What this task involves
Reproduce only the lines from the line containing "Enumerate this screenshot's" to the end of the entries below, including both of those lines.

Extracted records
━━━━━━━━━━━━━━━━

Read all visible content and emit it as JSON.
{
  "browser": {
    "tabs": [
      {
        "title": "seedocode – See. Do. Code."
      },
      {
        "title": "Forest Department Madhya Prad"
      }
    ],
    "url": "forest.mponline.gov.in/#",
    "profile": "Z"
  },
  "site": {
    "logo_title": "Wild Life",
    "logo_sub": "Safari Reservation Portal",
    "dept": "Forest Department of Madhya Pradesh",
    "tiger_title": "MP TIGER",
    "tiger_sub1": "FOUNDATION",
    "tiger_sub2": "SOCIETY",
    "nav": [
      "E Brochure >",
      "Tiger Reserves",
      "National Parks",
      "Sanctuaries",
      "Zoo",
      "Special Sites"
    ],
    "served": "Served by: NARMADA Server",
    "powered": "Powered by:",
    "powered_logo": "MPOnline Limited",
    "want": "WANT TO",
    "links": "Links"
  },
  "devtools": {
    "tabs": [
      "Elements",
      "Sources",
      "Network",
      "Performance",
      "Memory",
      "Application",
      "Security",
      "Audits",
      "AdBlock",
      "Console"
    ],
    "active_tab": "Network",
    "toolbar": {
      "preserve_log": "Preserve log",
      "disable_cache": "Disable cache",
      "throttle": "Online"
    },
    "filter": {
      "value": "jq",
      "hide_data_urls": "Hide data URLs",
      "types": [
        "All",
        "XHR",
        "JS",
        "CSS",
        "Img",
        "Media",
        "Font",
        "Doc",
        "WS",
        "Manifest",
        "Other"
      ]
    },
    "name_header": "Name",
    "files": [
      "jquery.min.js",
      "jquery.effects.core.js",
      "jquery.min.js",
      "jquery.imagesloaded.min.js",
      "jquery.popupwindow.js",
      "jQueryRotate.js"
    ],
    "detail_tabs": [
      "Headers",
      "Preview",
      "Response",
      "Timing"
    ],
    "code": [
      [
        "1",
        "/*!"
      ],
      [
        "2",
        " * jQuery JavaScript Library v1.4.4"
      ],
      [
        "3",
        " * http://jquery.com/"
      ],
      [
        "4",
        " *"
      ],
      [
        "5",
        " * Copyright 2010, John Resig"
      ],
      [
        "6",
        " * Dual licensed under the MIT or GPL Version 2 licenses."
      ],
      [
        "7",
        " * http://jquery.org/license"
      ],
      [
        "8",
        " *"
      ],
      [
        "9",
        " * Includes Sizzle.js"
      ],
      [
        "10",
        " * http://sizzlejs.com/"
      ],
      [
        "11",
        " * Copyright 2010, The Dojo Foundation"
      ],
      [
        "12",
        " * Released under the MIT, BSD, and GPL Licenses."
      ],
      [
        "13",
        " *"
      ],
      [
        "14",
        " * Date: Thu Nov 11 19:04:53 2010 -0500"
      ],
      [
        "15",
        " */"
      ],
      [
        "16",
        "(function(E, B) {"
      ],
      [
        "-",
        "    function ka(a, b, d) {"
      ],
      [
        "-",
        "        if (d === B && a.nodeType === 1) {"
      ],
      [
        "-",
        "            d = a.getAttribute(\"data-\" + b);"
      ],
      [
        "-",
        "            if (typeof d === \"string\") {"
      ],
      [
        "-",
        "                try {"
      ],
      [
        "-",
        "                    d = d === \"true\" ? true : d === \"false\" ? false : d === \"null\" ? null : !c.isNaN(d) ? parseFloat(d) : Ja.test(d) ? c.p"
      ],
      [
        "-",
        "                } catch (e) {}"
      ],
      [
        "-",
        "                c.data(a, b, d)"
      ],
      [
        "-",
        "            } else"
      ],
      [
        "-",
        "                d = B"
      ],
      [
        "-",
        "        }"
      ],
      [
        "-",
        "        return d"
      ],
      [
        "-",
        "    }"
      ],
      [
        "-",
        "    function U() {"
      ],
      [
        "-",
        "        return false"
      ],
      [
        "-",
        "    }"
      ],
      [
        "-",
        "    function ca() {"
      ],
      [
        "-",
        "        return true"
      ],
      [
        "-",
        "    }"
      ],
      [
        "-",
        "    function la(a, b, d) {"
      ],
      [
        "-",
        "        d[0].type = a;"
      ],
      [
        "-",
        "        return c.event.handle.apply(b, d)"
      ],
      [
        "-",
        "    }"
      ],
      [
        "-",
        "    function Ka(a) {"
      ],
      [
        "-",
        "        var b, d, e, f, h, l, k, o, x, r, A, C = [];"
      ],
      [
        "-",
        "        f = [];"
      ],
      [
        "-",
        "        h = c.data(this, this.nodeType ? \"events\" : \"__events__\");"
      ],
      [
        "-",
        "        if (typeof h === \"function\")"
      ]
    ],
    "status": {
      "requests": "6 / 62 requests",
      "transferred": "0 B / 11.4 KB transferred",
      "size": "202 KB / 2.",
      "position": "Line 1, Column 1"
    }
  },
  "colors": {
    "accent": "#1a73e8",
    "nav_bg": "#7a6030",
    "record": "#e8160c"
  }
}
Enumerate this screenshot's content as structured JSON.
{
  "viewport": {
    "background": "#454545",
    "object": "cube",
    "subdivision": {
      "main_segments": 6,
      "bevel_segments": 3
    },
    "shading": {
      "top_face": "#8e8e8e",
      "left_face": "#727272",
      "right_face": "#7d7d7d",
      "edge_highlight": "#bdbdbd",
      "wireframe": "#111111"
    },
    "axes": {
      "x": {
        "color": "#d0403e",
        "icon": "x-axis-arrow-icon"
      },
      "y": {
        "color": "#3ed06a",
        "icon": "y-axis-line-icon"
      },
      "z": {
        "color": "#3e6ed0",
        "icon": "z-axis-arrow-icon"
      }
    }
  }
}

━━━━━━━━━━━━━━━━

Complete output
Enumerate this screenshot's content as structured JSON.
{
  "viewport": {
    "background": "#454545",
    "object": "cube",
    "subdivision": {
      "main_segments": 6,
      "bevel_segments": 3
    },
    "shading": {
      "top_face": "#8e8e8e",
      "left_face": "#727272",
      "right_face": "#7d7d7d",
      "edge_highlight": "#bdbdbd",
      "wireframe": "#111111"
    },
    "axes": {
      "x": {
        "color": "#d0403e",
        "icon": "x-axis-arrow-icon"
      },
      "y": {
        "color": "#3ed06a",
        "icon": "y-axis-line-icon"
      },
      "z": {
        "color": "#3e6ed0",
        "icon": "z-axis-arrow-icon"
      }
    }
  }
}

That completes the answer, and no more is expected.